What is the count of lines that hold the word "structured"? Give only the number.
----------------------------------------
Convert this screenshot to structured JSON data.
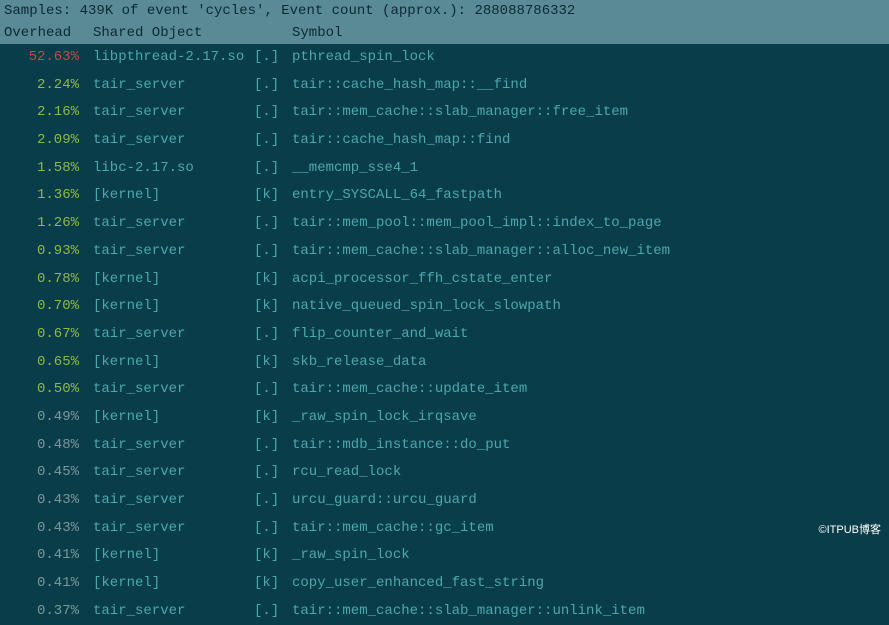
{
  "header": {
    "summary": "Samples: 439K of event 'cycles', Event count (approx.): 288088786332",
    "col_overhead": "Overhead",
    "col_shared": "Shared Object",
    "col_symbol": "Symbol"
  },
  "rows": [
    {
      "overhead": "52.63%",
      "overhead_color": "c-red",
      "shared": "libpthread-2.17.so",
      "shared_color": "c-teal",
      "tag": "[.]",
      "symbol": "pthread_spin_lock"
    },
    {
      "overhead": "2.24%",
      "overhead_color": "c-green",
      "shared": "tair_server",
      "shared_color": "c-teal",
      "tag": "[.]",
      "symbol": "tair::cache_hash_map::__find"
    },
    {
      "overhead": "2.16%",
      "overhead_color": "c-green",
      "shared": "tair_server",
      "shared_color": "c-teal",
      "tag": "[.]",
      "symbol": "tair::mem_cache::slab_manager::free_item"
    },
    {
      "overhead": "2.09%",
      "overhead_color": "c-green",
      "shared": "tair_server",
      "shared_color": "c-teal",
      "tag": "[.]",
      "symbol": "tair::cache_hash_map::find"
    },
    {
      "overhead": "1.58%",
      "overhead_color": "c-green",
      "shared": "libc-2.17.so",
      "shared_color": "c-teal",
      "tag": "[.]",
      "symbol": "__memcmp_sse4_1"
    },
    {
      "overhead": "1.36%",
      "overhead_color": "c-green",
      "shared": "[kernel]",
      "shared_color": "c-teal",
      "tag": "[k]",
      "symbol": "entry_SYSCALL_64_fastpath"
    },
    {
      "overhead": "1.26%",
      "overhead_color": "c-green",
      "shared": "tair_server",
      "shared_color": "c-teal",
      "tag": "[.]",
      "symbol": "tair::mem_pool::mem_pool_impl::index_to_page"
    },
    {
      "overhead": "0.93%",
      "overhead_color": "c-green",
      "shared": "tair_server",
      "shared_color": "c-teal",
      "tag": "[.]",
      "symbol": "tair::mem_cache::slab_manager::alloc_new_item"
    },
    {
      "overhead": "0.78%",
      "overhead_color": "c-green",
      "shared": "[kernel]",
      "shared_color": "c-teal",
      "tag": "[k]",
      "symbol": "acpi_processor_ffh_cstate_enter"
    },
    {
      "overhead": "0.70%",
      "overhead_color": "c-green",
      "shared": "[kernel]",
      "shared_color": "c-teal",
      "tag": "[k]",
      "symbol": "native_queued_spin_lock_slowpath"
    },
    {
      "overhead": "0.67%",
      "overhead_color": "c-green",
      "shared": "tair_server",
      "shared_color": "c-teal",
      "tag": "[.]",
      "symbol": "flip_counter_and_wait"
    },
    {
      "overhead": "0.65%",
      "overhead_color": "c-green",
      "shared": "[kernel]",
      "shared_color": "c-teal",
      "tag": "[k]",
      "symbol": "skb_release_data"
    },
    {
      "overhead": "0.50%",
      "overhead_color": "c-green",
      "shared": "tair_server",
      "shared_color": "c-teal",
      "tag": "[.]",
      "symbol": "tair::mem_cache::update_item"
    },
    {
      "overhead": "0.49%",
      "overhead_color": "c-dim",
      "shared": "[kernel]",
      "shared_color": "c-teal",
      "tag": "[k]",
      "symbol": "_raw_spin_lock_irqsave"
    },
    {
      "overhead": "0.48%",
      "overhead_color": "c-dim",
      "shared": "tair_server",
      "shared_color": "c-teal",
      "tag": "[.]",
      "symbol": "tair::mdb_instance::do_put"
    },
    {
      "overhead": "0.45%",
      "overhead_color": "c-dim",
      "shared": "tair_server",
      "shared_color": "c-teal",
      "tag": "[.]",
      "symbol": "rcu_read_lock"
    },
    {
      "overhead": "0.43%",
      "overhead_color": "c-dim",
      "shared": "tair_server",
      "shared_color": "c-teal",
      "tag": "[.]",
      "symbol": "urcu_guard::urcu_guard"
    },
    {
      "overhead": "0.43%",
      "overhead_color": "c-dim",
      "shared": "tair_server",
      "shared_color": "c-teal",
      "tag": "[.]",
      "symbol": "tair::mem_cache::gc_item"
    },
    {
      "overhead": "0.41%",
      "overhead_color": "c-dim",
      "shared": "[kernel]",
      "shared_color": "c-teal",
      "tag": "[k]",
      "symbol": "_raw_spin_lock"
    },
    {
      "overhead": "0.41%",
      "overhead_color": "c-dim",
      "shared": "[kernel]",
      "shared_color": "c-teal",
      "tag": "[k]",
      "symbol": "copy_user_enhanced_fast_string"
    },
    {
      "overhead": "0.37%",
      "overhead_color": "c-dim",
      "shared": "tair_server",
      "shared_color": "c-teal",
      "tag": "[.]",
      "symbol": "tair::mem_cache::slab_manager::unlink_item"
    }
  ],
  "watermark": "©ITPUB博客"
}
----------------------------------------
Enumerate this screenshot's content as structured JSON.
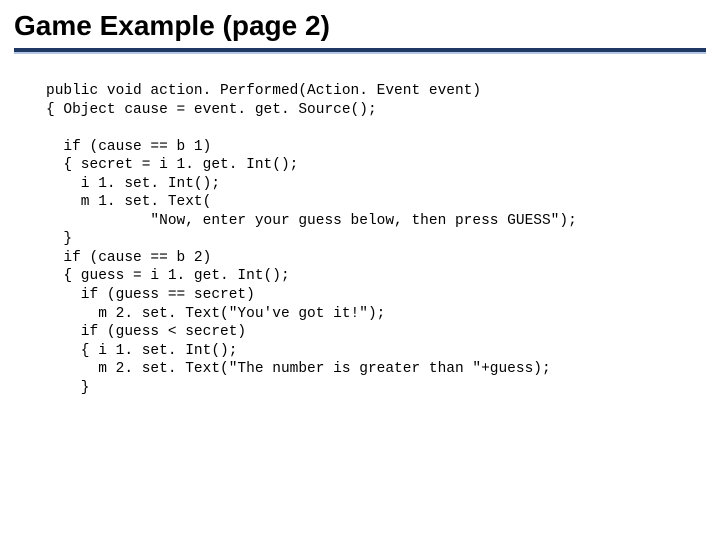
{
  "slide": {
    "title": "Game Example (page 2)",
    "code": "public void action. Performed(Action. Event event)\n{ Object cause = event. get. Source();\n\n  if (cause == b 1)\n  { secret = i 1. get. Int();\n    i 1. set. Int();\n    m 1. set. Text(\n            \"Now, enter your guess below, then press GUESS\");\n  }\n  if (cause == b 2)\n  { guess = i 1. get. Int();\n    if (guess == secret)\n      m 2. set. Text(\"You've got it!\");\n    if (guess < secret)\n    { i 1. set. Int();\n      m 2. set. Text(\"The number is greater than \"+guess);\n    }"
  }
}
----------------------------------------
Response:
2